**To do**. Look through the records below and give the number of lines holding the string "name", nothing more.

**Input data**.
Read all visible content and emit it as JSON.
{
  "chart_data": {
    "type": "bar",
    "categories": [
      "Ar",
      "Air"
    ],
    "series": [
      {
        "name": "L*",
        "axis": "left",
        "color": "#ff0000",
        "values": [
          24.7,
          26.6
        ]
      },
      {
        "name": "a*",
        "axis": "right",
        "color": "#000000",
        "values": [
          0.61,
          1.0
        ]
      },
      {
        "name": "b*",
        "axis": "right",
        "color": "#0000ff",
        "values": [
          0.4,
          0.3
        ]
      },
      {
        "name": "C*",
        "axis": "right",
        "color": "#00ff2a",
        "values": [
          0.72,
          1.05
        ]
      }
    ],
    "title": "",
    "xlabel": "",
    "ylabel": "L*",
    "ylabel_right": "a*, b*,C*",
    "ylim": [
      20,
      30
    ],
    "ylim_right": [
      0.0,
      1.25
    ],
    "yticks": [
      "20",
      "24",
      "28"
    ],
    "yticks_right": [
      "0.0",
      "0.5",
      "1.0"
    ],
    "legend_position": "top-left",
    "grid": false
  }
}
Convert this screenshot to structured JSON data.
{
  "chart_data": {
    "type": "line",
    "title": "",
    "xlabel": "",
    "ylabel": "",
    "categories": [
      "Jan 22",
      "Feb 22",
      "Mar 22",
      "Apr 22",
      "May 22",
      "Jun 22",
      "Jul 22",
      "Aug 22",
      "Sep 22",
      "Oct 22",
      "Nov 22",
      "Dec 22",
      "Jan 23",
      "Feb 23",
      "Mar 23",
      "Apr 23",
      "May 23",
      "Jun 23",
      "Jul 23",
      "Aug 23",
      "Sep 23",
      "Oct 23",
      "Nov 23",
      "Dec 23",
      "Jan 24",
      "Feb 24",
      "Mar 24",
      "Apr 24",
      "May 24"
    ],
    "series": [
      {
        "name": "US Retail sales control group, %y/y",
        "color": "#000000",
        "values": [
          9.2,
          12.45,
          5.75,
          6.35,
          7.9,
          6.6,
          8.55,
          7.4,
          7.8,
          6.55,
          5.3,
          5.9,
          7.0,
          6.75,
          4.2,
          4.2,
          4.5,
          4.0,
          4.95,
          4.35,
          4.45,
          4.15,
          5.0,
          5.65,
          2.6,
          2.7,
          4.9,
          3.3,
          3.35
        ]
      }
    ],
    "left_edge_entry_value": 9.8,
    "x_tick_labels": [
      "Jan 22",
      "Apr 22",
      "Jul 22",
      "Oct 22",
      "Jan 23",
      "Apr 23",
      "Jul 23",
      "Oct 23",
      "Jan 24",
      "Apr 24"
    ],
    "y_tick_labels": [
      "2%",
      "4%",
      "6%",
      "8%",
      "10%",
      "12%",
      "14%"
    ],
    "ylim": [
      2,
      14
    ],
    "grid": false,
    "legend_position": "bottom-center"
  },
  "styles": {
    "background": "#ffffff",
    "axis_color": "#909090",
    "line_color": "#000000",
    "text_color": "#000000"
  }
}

**Task output**. 5